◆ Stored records
"""
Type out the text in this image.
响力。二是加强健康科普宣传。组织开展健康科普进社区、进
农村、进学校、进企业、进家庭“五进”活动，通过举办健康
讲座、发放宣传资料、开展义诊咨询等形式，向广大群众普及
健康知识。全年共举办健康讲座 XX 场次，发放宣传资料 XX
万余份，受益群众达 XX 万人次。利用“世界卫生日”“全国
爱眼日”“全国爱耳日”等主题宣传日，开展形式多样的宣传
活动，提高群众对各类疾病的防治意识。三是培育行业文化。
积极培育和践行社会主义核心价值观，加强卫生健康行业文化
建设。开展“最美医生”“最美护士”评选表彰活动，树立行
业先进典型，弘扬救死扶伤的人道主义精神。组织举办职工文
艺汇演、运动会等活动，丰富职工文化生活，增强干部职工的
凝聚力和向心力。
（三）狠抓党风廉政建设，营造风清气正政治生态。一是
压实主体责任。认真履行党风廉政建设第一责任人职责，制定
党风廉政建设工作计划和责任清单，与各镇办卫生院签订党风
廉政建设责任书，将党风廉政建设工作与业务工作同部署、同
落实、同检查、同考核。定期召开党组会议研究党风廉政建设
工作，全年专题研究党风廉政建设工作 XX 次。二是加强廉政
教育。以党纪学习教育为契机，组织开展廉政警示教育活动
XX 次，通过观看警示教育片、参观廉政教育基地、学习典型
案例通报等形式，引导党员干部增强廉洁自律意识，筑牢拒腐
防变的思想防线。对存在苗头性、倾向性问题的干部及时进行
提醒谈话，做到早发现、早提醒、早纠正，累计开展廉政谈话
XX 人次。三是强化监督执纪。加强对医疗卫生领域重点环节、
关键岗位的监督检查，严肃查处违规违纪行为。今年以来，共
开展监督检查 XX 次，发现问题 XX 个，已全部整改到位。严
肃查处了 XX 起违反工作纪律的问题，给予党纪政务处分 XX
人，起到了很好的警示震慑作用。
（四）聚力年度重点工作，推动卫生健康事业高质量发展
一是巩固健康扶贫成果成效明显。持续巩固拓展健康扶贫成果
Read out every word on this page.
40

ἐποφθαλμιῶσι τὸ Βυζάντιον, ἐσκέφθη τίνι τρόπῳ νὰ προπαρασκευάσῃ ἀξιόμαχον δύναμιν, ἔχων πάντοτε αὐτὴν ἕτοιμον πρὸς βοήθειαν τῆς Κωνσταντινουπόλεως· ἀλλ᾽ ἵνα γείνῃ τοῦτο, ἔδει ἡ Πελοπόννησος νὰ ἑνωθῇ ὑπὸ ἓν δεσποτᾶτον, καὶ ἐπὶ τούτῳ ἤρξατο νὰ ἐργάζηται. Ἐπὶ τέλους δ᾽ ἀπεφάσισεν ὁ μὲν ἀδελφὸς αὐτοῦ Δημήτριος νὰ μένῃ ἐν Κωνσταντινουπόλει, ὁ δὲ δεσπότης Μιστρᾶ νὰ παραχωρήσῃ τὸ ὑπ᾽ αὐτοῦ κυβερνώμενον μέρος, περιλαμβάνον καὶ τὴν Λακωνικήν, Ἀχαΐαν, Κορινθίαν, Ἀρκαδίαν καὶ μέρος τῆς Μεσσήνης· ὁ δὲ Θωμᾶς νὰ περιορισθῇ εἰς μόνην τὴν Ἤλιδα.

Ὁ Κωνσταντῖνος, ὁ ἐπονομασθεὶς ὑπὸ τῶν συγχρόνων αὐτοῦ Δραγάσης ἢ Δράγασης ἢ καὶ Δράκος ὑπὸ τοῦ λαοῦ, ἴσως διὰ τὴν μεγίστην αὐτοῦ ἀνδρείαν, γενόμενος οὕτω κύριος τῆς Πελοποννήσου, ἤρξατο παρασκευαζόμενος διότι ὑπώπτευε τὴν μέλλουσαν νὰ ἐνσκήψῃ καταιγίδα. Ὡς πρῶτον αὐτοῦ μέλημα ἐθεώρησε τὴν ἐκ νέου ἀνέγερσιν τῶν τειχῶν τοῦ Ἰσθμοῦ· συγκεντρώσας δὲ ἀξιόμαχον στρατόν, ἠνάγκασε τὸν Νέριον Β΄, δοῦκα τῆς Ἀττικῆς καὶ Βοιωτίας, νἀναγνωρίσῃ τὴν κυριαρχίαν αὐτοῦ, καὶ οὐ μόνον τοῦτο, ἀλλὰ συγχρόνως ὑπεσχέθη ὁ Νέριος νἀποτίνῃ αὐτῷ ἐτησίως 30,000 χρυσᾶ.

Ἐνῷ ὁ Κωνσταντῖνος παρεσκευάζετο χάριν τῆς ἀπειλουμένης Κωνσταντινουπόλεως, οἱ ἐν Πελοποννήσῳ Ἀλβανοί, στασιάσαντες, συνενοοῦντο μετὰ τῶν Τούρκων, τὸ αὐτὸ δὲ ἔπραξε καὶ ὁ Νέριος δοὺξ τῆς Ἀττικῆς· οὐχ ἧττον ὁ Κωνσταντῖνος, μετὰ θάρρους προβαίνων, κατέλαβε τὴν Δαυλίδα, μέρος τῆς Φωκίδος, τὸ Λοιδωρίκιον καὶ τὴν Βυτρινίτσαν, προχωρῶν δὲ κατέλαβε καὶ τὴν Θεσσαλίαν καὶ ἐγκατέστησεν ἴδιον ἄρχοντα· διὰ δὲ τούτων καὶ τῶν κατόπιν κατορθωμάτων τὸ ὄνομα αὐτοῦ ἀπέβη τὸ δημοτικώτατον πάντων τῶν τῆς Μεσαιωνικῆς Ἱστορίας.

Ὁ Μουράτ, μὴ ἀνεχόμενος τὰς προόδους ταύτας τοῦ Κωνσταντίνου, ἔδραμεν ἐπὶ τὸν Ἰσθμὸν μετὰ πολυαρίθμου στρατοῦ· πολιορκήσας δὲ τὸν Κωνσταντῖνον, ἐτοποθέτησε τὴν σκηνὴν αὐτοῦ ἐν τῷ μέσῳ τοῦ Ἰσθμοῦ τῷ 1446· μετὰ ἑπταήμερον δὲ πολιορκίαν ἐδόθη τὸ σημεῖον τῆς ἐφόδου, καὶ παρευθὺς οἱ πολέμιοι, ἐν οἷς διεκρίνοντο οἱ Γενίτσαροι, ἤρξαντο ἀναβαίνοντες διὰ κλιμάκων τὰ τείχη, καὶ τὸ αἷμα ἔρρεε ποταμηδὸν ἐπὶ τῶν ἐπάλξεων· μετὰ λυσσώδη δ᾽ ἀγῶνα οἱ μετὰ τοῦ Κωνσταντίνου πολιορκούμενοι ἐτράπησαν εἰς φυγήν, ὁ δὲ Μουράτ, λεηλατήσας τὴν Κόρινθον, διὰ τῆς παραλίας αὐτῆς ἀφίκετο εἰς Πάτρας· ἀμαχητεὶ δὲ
"""
◆ Your objective
Give the material above again, word for word.

◆ Solved problem
Type out the text in this image.
响力。二是加强健康科普宣传。组织开展健康科普进社区、进
农村、进学校、进企业、进家庭“五进”活动，通过举办健康
讲座、发放宣传资料、开展义诊咨询等形式，向广大群众普及
健康知识。全年共举办健康讲座 XX 场次，发放宣传资料 XX
万余份，受益群众达 XX 万人次。利用“世界卫生日”“全国
爱眼日”“全国爱耳日”等主题宣传日，开展形式多样的宣传
活动，提高群众对各类疾病的防治意识。三是培育行业文化。
积极培育和践行社会主义核心价值观，加强卫生健康行业文化
建设。开展“最美医生”“最美护士”评选表彰活动，树立行
业先进典型，弘扬救死扶伤的人道主义精神。组织举办职工文
艺汇演、运动会等活动，丰富职工文化生活，增强干部职工的
凝聚力和向心力。
（三）狠抓党风廉政建设，营造风清气正政治生态。一是
压实主体责任。认真履行党风廉政建设第一责任人职责，制定
党风廉政建设工作计划和责任清单，与各镇办卫生院签订党风
廉政建设责任书，将党风廉政建设工作与业务工作同部署、同
落实、同检查、同考核。定期召开党组会议研究党风廉政建设
工作，全年专题研究党风廉政建设工作 XX 次。二是加强廉政
教育。以党纪学习教育为契机，组织开展廉政警示教育活动
XX 次，通过观看警示教育片、参观廉政教育基地、学习典型
案例通报等形式，引导党员干部增强廉洁自律意识，筑牢拒腐
防变的思想防线。对存在苗头性、倾向性问题的干部及时进行
提醒谈话，做到早发现、早提醒、早纠正，累计开展廉政谈话
XX 人次。三是强化监督执纪。加强对医疗卫生领域重点环节、
关键岗位的监督检查，严肃查处违规违纪行为。今年以来，共
开展监督检查 XX 次，发现问题 XX 个，已全部整改到位。严
肃查处了 XX 起违反工作纪律的问题，给予党纪政务处分 XX
人，起到了很好的警示震慑作用。
（四）聚力年度重点工作，推动卫生健康事业高质量发展
一是巩固健康扶贫成果成效明显。持续巩固拓展健康扶贫成果
Read out every word on this page.
40

ἐποφθαλμιῶσι τὸ Βυζάντιον, ἐσκέφθη τίνι τρόπῳ νὰ προπαρασκευάσῃ ἀξιόμαχον δύναμιν, ἔχων πάντοτε αὐτὴν ἕτοιμον πρὸς βοήθειαν τῆς Κωνσταντινουπόλεως· ἀλλ᾽ ἵνα γείνῃ τοῦτο, ἔδει ἡ Πελοπόννησος νὰ ἑνωθῇ ὑπὸ ἓν δεσποτᾶτον, καὶ ἐπὶ τούτῳ ἤρξατο νὰ ἐργάζηται. Ἐπὶ τέλους δ᾽ ἀπεφάσισεν ὁ μὲν ἀδελφὸς αὐτοῦ Δημήτριος νὰ μένῃ ἐν Κωνσταντινουπόλει, ὁ δὲ δεσπότης Μιστρᾶ νὰ παραχωρήσῃ τὸ ὑπ᾽ αὐτοῦ κυβερνώμενον μέρος, περιλαμβάνον καὶ τὴν Λακωνικήν, Ἀχαΐαν, Κορινθίαν, Ἀρκαδίαν καὶ μέρος τῆς Μεσσήνης· ὁ δὲ Θωμᾶς νὰ περιορισθῇ εἰς μόνην τὴν Ἤλιδα.

Ὁ Κωνσταντῖνος, ὁ ἐπονομασθεὶς ὑπὸ τῶν συγχρόνων αὐτοῦ Δραγάσης ἢ Δράγασης ἢ καὶ Δράκος ὑπὸ τοῦ λαοῦ, ἴσως διὰ τὴν μεγίστην αὐτοῦ ἀνδρείαν, γενόμενος οὕτω κύριος τῆς Πελοποννήσου, ἤρξατο παρασκευαζόμενος διότι ὑπώπτευε τὴν μέλλουσαν νὰ ἐνσκήψῃ καταιγίδα. Ὡς πρῶτον αὐτοῦ μέλημα ἐθεώρησε τὴν ἐκ νέου ἀνέγερσιν τῶν τειχῶν τοῦ Ἰσθμοῦ· συγκεντρώσας δὲ ἀξιόμαχον στρατόν, ἠνάγκασε τὸν Νέριον Β΄, δοῦκα τῆς Ἀττικῆς καὶ Βοιωτίας, νἀναγνωρίσῃ τὴν κυριαρχίαν αὐτοῦ, καὶ οὐ μόνον τοῦτο, ἀλλὰ συγχρόνως ὑπεσχέθη ὁ Νέριος νἀποτίνῃ αὐτῷ ἐτησίως 30,000 χρυσᾶ.

Ἐνῷ ὁ Κωνσταντῖνος παρεσκευάζετο χάριν τῆς ἀπειλουμένης Κωνσταντινουπόλεως, οἱ ἐν Πελοποννήσῳ Ἀλβανοί, στασιάσαντες, συνενοοῦντο μετὰ τῶν Τούρκων, τὸ αὐτὸ δὲ ἔπραξε καὶ ὁ Νέριος δοὺξ τῆς Ἀττικῆς· οὐχ ἧττον ὁ Κωνσταντῖνος, μετὰ θάρρους προβαίνων, κατέλαβε τὴν Δαυλίδα, μέρος τῆς Φωκίδος, τὸ Λοιδωρίκιον καὶ τὴν Βυτρινίτσαν, προχωρῶν δὲ κατέλαβε καὶ τὴν Θεσσαλίαν καὶ ἐγκατέστησεν ἴδιον ἄρχοντα· διὰ δὲ τούτων καὶ τῶν κατόπιν κατορθωμάτων τὸ ὄνομα αὐτοῦ ἀπέβη τὸ δημοτικώτατον πάντων τῶν τῆς Μεσαιωνικῆς Ἱστορίας.

Ὁ Μουράτ, μὴ ἀνεχόμενος τὰς προόδους ταύτας τοῦ Κωνσταντίνου, ἔδραμεν ἐπὶ τὸν Ἰσθμὸν μετὰ πολυαρίθμου στρατοῦ· πολιορκήσας δὲ τὸν Κωνσταντῖνον, ἐτοποθέτησε τὴν σκηνὴν αὐτοῦ ἐν τῷ μέσῳ τοῦ Ἰσθμοῦ τῷ 1446· μετὰ ἑπταήμερον δὲ πολιορκίαν ἐδόθη τὸ σημεῖον τῆς ἐφόδου, καὶ παρευθὺς οἱ πολέμιοι, ἐν οἷς διεκρίνοντο οἱ Γενίτσαροι, ἤρξαντο ἀναβαίνοντες διὰ κλιμάκων τὰ τείχη, καὶ τὸ αἷμα ἔρρεε ποταμηδὸν ἐπὶ τῶν ἐπάλξεων· μετὰ λυσσώδη δ᾽ ἀγῶνα οἱ μετὰ τοῦ Κωνσταντίνου πολιορκούμενοι ἐτράπησαν εἰς φυγήν, ὁ δὲ Μουράτ, λεηλατήσας τὴν Κόρινθον, διὰ τῆς παραλίας αὐτῆς ἀφίκετο εἰς Πάτρας· ἀμαχητεὶ δὲ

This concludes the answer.